#### THE TASK:
Return the lines of the listing below from the line with "person-cell <box>203 212 210 217</box>" to the line with "person-cell <box>376 204 384 210</box>", both included, copied character for character.

Layout listing
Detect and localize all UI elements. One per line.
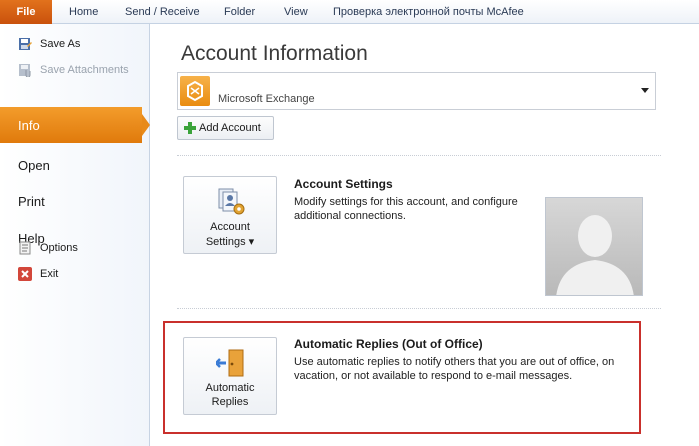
save-as-label: Save As (40, 38, 81, 50)
add-account-label: Add Account (199, 122, 261, 134)
tab-view[interactable]: View (284, 0, 308, 24)
account-info-panel: Account Information Microsoft Exchange A… (151, 24, 699, 446)
nav-open-label: Open (18, 157, 50, 173)
exit-label: Exit (40, 268, 59, 280)
account-settings-line1: Account (210, 221, 250, 233)
account-settings-description: Modify settings for this account, and co… (294, 195, 518, 223)
options-icon (18, 241, 32, 255)
save-as-button[interactable]: Save As (18, 34, 80, 54)
tab-file[interactable]: File (0, 0, 52, 24)
tab-send-receive[interactable]: Send / Receive (125, 0, 200, 24)
nav-info-label: Info (18, 117, 40, 133)
section-divider-2 (177, 308, 661, 309)
nav-active-arrow (142, 114, 150, 136)
account-settings-desc-line2: additional connections. (294, 210, 406, 222)
page-title: Account Information (181, 42, 368, 65)
tab-folder[interactable]: Folder (224, 0, 255, 24)
account-settings-icon (216, 187, 246, 217)
exit-button[interactable]: Exit (18, 264, 58, 284)
exit-icon (18, 267, 32, 281)
automatic-replies-desc-line1: Use automatic replies to notify others t… (294, 356, 615, 368)
nav-print[interactable]: Print (18, 189, 45, 213)
options-label: Options (40, 242, 78, 254)
exchange-icon (180, 76, 210, 106)
section-divider (177, 155, 661, 156)
chevron-down-icon[interactable] (641, 88, 649, 93)
automatic-replies-button[interactable]: Automatic Replies (183, 337, 277, 415)
contact-photo[interactable] (545, 197, 643, 296)
account-type: Microsoft Exchange (218, 93, 315, 105)
account-settings-line2: Settings ▾ (205, 236, 255, 248)
account-settings-desc-line1: Modify settings for this account, and co… (294, 196, 518, 208)
tab-home[interactable]: Home (69, 0, 98, 24)
nav-open[interactable]: Open (18, 153, 50, 177)
save-as-icon (18, 37, 32, 51)
save-attachments-button[interactable]: Save Attachments (18, 60, 129, 80)
tab-mcafee[interactable]: Проверка электронной почты McAfee (333, 0, 524, 24)
attachment-icon (18, 63, 32, 77)
account-settings-title: Account Settings (294, 177, 393, 191)
account-selector[interactable]: Microsoft Exchange (177, 72, 656, 110)
automatic-replies-title: Automatic Replies (Out of Office) (294, 337, 483, 351)
person-silhouette-icon (556, 215, 634, 295)
door-arrow-icon (214, 348, 246, 378)
automatic-replies-line1: Automatic (205, 382, 255, 394)
automatic-replies-desc-line2: vacation, or not available to respond to… (294, 370, 573, 382)
automatic-replies-description: Use automatic replies to notify others t… (294, 355, 614, 383)
ribbon-tab-bar: File Home Send / Receive Folder View Про… (0, 0, 699, 24)
backstage-nav: Save As Save Attachments Info Open Print… (0, 24, 150, 446)
automatic-replies-line2: Replies (211, 396, 249, 408)
account-settings-button[interactable]: Account Settings ▾ (183, 176, 277, 254)
options-button[interactable]: Options (18, 238, 78, 258)
nav-print-label: Print (18, 193, 45, 209)
add-account-button[interactable]: Add Account (177, 116, 274, 140)
save-attachments-label: Save Attachments (40, 64, 129, 76)
nav-info[interactable]: Info (0, 107, 142, 143)
plus-icon (184, 122, 196, 134)
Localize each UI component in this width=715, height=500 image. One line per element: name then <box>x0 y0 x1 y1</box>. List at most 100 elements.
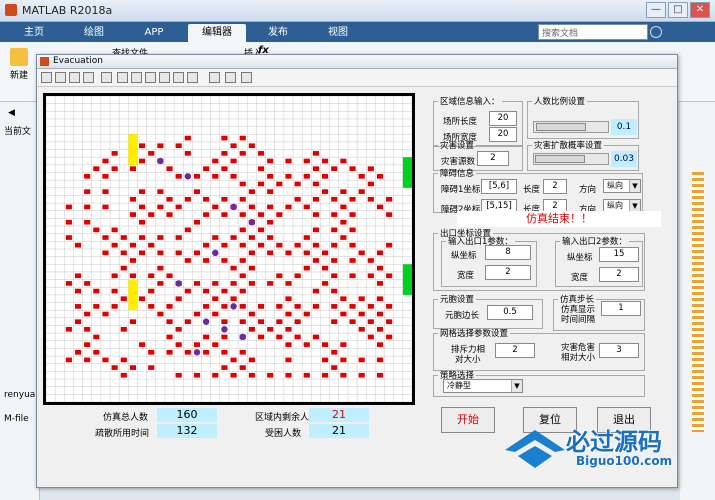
person-cell <box>203 212 210 217</box>
new-figure-icon[interactable] <box>41 72 52 83</box>
pan-icon[interactable] <box>145 72 156 83</box>
disaster-src-input[interactable]: 2 <box>477 151 509 166</box>
repulse-input[interactable]: 2 <box>495 343 535 358</box>
person-cell <box>367 304 374 309</box>
person-cell <box>376 204 384 210</box>
legend-icon[interactable] <box>225 72 236 83</box>
person-cell <box>203 304 210 309</box>
person-cell <box>230 174 237 179</box>
print-icon[interactable] <box>83 72 94 83</box>
person-cell <box>358 311 365 317</box>
new-icon[interactable] <box>10 48 28 66</box>
app-titlebar: MATLAB R2018a — □ ✕ <box>0 0 715 22</box>
person-cell <box>93 166 100 171</box>
open-icon[interactable] <box>55 72 66 83</box>
person-cell <box>84 281 91 286</box>
ratio-slider[interactable] <box>533 121 609 133</box>
area-length-input[interactable]: 20 <box>489 111 517 126</box>
tab-apps[interactable]: APP <box>126 24 182 42</box>
close-button[interactable]: ✕ <box>690 2 710 18</box>
evac-time-label: 疏散所用时间 <box>95 429 150 439</box>
person-cell <box>148 288 155 294</box>
person-cell <box>367 334 374 340</box>
person-cell <box>148 304 155 309</box>
new-button-label[interactable]: 新建 <box>10 68 28 81</box>
chevron-down-icon[interactable]: ▼ <box>629 180 640 192</box>
person-cell <box>111 151 118 156</box>
person-cell <box>193 281 201 286</box>
person-cell <box>129 319 136 324</box>
hazard-input[interactable]: 3 <box>599 343 639 358</box>
person-cell <box>230 357 237 363</box>
person-cell <box>303 342 310 347</box>
tab-editor[interactable]: 编辑器 <box>188 24 246 42</box>
rotate-icon[interactable] <box>159 72 170 83</box>
obstacle1-coord-input[interactable]: [5,6] <box>481 179 517 194</box>
tab-view[interactable]: 视图 <box>310 24 366 42</box>
person-cell <box>129 273 136 279</box>
person-cell <box>285 158 292 164</box>
person-cell <box>239 273 246 279</box>
person-cell <box>248 372 255 378</box>
person-cell <box>349 212 356 217</box>
exit1-w-input[interactable]: 2 <box>485 265 531 280</box>
pointer-icon[interactable] <box>101 72 112 83</box>
person-cell <box>65 357 72 363</box>
obstacle1-dir-label: 方向 <box>579 185 597 195</box>
person-cell <box>230 296 237 302</box>
minimize-button[interactable]: — <box>646 2 666 18</box>
person-cell <box>312 304 319 309</box>
tab-plots[interactable]: 绘图 <box>66 24 122 42</box>
colorbar-icon[interactable] <box>209 72 220 83</box>
person-cell <box>376 281 384 286</box>
datacursor-icon[interactable] <box>173 72 184 83</box>
person-cell <box>239 227 246 233</box>
help-icon[interactable] <box>650 26 662 38</box>
person-cell <box>65 281 72 286</box>
area-length-label: 场所长度 <box>443 117 478 127</box>
strategy-select[interactable]: 冷静型 ▼ <box>443 379 523 393</box>
search-docs-input[interactable]: 搜索文档 <box>538 24 648 40</box>
plot-tools-icon[interactable] <box>241 72 252 83</box>
exit2-w-input[interactable]: 2 <box>599 267 639 282</box>
interval-input[interactable]: 1 <box>601 301 641 316</box>
obstacle1-dir-select[interactable]: 纵向 ▼ <box>603 179 641 193</box>
hazard-cell <box>193 349 201 356</box>
chevron-down-icon[interactable]: ▼ <box>511 380 522 392</box>
person-cell <box>248 250 255 256</box>
person-cell <box>203 196 210 202</box>
person-cell <box>276 212 283 217</box>
spread-slider-thumb[interactable] <box>534 155 585 163</box>
person-cell <box>294 319 301 324</box>
person-cell <box>303 372 310 378</box>
person-cell <box>221 196 228 202</box>
hazard-cell <box>175 280 182 287</box>
tab-home[interactable]: 主页 <box>6 24 62 42</box>
person-cell <box>267 174 274 179</box>
cell-side-input[interactable]: 0.5 <box>487 305 533 320</box>
person-cell <box>331 273 338 279</box>
person-cell <box>267 204 274 210</box>
tab-publish[interactable]: 发布 <box>250 24 306 42</box>
person-cell <box>367 258 374 263</box>
back-arrow-icon[interactable]: ◀ <box>8 108 18 118</box>
person-cell <box>175 250 182 256</box>
spread-slider[interactable] <box>533 153 609 165</box>
person-cell <box>276 334 283 340</box>
person-cell <box>221 135 228 141</box>
obstacle1-len-input[interactable]: 2 <box>543 179 567 194</box>
start-button[interactable]: 开始 <box>441 407 495 433</box>
mfile-label: M-file <box>4 414 29 424</box>
total-people-label: 仿真总人数 <box>103 413 149 423</box>
person-cell <box>74 304 82 309</box>
save-icon[interactable] <box>69 72 80 83</box>
maximize-button[interactable]: □ <box>668 2 688 18</box>
zoom-out-icon[interactable] <box>131 72 142 83</box>
person-cell <box>239 288 246 294</box>
zoom-in-icon[interactable] <box>117 72 128 83</box>
person-cell <box>312 212 319 217</box>
ratio-slider-thumb[interactable] <box>536 123 587 131</box>
exit1-y-input[interactable]: 8 <box>485 245 531 260</box>
brush-icon[interactable] <box>187 72 198 83</box>
exit2-y-input[interactable]: 15 <box>599 247 639 262</box>
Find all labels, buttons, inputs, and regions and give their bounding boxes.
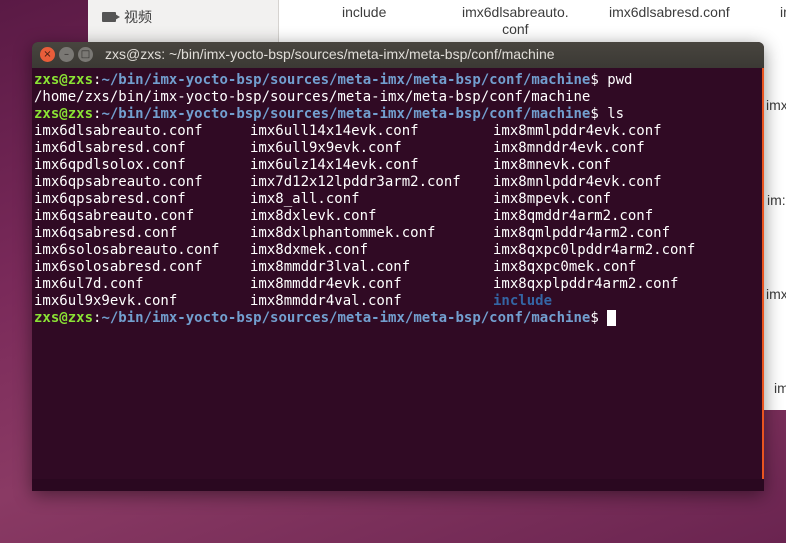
prompt-line: zxs@zxs:~/bin/imx-yocto-bsp/sources/meta… bbox=[34, 310, 760, 327]
file-entry: imx8mmddr4evk.conf bbox=[250, 276, 402, 292]
ls-row: imx6ul7d.conf imx8mmddr4evk.conf imx8qxplp… bbox=[34, 276, 760, 293]
ls-row: imx6ul9x9evk.conf imx8mmddr4val.conf inclu… bbox=[34, 293, 760, 310]
file-entry: imx6dlsabresd.conf bbox=[34, 140, 186, 156]
terminal-window[interactable]: × – □ zxs@zxs: ~/bin/imx-yocto-bsp/sourc… bbox=[32, 42, 764, 491]
file-item[interactable]: imx6dlsabresd.conf bbox=[609, 4, 730, 21]
sidebar-item-videos[interactable]: 视频 bbox=[102, 7, 152, 27]
ls-row: imx6dlsabreauto.conf imx6ull14x14evk.conf… bbox=[34, 123, 760, 140]
file-entry: imx7d12x12lpddr3arm2.conf bbox=[250, 174, 461, 190]
file-entry: imx8qxplpddr4arm2.conf bbox=[493, 276, 679, 292]
prompt-symbol: $ bbox=[590, 310, 599, 326]
ls-output: imx6dlsabreauto.conf imx6ull14x14evk.conf… bbox=[34, 123, 760, 310]
file-entry: imx8mmddr4val.conf bbox=[250, 293, 402, 309]
file-entry: imx8mnevk.conf bbox=[493, 157, 612, 173]
prompt-symbol: $ bbox=[590, 106, 599, 122]
file-entry: imx8mpevk.conf bbox=[493, 191, 612, 207]
file-entry: imx6qpdlsolox.conf bbox=[34, 157, 186, 173]
terminal-output[interactable]: zxs@zxs:~/bin/imx-yocto-bsp/sources/meta… bbox=[32, 68, 762, 479]
ls-row: imx6dlsabresd.conf imx6ull9x9evk.conf imx8… bbox=[34, 140, 760, 157]
video-icon bbox=[102, 12, 120, 22]
file-entry: imx8qxpc0lpddr4arm2.conf bbox=[493, 242, 696, 258]
file-item[interactable]: im bbox=[780, 4, 786, 21]
file-entry: imx6qpsabreauto.conf bbox=[34, 174, 203, 190]
file-entry: imx6ull14x14evk.conf bbox=[250, 123, 419, 139]
file-entry: imx8qmlpddr4arm2.conf bbox=[493, 225, 671, 241]
prompt-line: zxs@zxs:~/bin/imx-yocto-bsp/sources/meta… bbox=[34, 72, 760, 89]
terminal-bottom-edge bbox=[32, 479, 764, 491]
window-title: zxs@zxs: ~/bin/imx-yocto-bsp/sources/met… bbox=[105, 46, 555, 62]
file-item-include[interactable]: include bbox=[342, 4, 386, 21]
prompt-path: ~/bin/imx-yocto-bsp/sources/meta-imx/met… bbox=[101, 106, 591, 122]
file-name-continued: conf bbox=[502, 21, 529, 37]
prompt-symbol: $ bbox=[590, 72, 599, 88]
file-entry: imx8_all.conf bbox=[250, 191, 360, 207]
file-entry: imx6ulz14x14evk.conf bbox=[250, 157, 419, 173]
file-item[interactable]: imx bbox=[766, 286, 786, 303]
file-item[interactable]: imx6dlsabreauto. conf bbox=[462, 4, 569, 38]
command-text: ls bbox=[598, 106, 625, 122]
file-entry: imx6qsabresd.conf bbox=[34, 225, 178, 241]
sidebar-item-label: 视频 bbox=[124, 9, 152, 25]
file-name: imx6dlsabreauto. bbox=[462, 4, 569, 20]
ls-row: imx6qpsabreauto.conf imx7d12x12lpddr3arm2… bbox=[34, 174, 760, 191]
file-entry: imx6ull9x9evk.conf bbox=[250, 140, 402, 156]
file-item[interactable]: im bbox=[774, 380, 786, 397]
minimize-icon[interactable]: – bbox=[59, 47, 74, 62]
file-entry: imx8qxpc0mek.conf bbox=[493, 259, 637, 275]
command-text bbox=[599, 310, 607, 326]
prompt-path: ~/bin/imx-yocto-bsp/sources/meta-imx/met… bbox=[101, 310, 591, 326]
file-entry: imx8dxlevk.conf bbox=[250, 208, 377, 224]
scrollbar[interactable] bbox=[762, 68, 764, 479]
ls-row: imx6qpsabresd.conf imx8_all.conf imx8mpevk… bbox=[34, 191, 760, 208]
file-entry: imx6qpsabresd.conf bbox=[34, 191, 186, 207]
file-entry: imx8qmddr4arm2.conf bbox=[493, 208, 654, 224]
file-entry: imx6solosabreauto.conf bbox=[34, 242, 220, 258]
prompt-user: zxs@zxs bbox=[34, 310, 94, 326]
ls-row: imx6qsabresd.conf imx8dxlphantommek.conf i… bbox=[34, 225, 760, 242]
ls-row: imx6solosabresd.conf imx8mmddr3lval.conf i… bbox=[34, 259, 760, 276]
file-entry: imx8dxlphantommek.conf bbox=[250, 225, 436, 241]
command-text: pwd bbox=[598, 72, 633, 88]
close-icon[interactable]: × bbox=[40, 47, 55, 62]
prompt-user: zxs@zxs bbox=[34, 106, 94, 122]
ls-row: imx6qsabreauto.conf imx8dxlevk.conf imx8qm… bbox=[34, 208, 760, 225]
file-entry: imx8dxmek.conf bbox=[250, 242, 369, 258]
prompt-user: zxs@zxs bbox=[34, 72, 94, 88]
directory-entry: include bbox=[493, 293, 553, 309]
maximize-icon[interactable]: □ bbox=[78, 47, 93, 62]
text-cursor bbox=[607, 310, 617, 326]
ls-row: imx6solosabreauto.conf imx8dxmek.conf imx8… bbox=[34, 242, 760, 259]
output-line: /home/zxs/bin/imx-yocto-bsp/sources/meta… bbox=[34, 89, 591, 105]
file-entry: imx6solosabresd.conf bbox=[34, 259, 203, 275]
file-entry: imx6ul7d.conf bbox=[34, 276, 144, 292]
ls-row: imx6qpdlsolox.conf imx6ulz14x14evk.conf im… bbox=[34, 157, 760, 174]
file-entry: imx6qsabreauto.conf bbox=[34, 208, 195, 224]
file-item[interactable]: im: bbox=[767, 192, 786, 209]
terminal-titlebar[interactable]: × – □ zxs@zxs: ~/bin/imx-yocto-bsp/sourc… bbox=[32, 42, 764, 68]
file-entry: imx8mmlpddr4evk.conf bbox=[493, 123, 662, 139]
file-entry: imx8mnddr4evk.conf bbox=[493, 140, 645, 156]
file-entry: imx8mnlpddr4evk.conf bbox=[493, 174, 662, 190]
file-entry: imx6ul9x9evk.conf bbox=[34, 293, 178, 309]
prompt-line: zxs@zxs:~/bin/imx-yocto-bsp/sources/meta… bbox=[34, 106, 760, 123]
file-entry: imx6dlsabreauto.conf bbox=[34, 123, 203, 139]
file-entry: imx8mmddr3lval.conf bbox=[250, 259, 411, 275]
file-item[interactable]: imx bbox=[766, 97, 786, 114]
prompt-path: ~/bin/imx-yocto-bsp/sources/meta-imx/met… bbox=[101, 72, 591, 88]
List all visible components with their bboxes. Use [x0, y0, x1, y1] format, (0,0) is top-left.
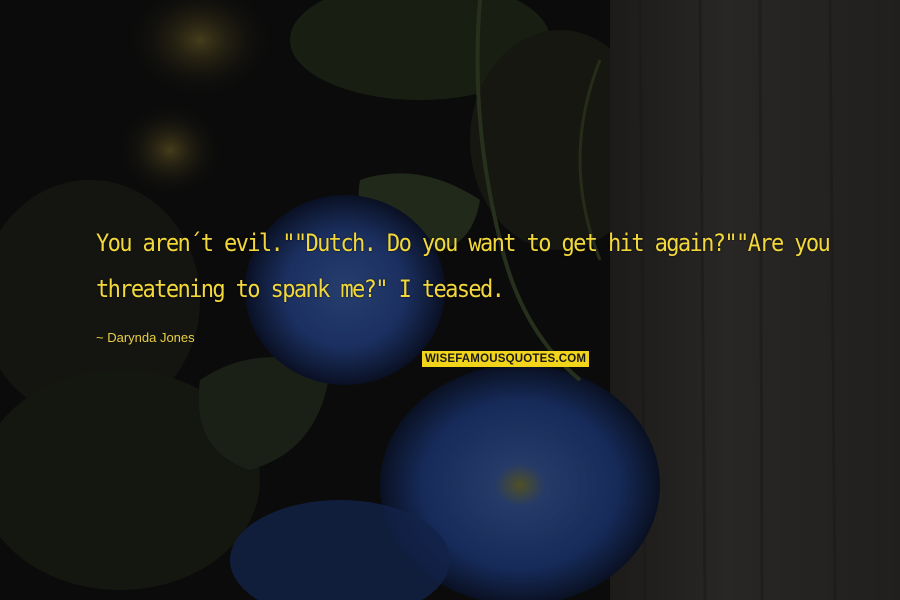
site-watermark: WISEFAMOUSQUOTES.COM — [422, 351, 590, 367]
quote-text: You aren´t evil.""Dutch. Do you want to … — [96, 220, 831, 312]
quote-line-2: threatening to spank me?" I teased. — [96, 275, 505, 303]
quote-line-1: You aren´t evil.""Dutch. Do you want to … — [96, 229, 831, 257]
author-attribution: ~ Darynda Jones — [96, 330, 195, 345]
quote-image: You aren´t evil.""Dutch. Do you want to … — [0, 0, 900, 600]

#### RESULT FOR THIS EXERCISE:
person-cell <box>203 212 210 217</box>
new-figure-icon[interactable] <box>41 72 52 83</box>
pan-icon[interactable] <box>145 72 156 83</box>
disaster-src-input[interactable]: 2 <box>477 151 509 166</box>
repulse-input[interactable]: 2 <box>495 343 535 358</box>
person-cell <box>367 304 374 309</box>
person-cell <box>376 204 384 210</box>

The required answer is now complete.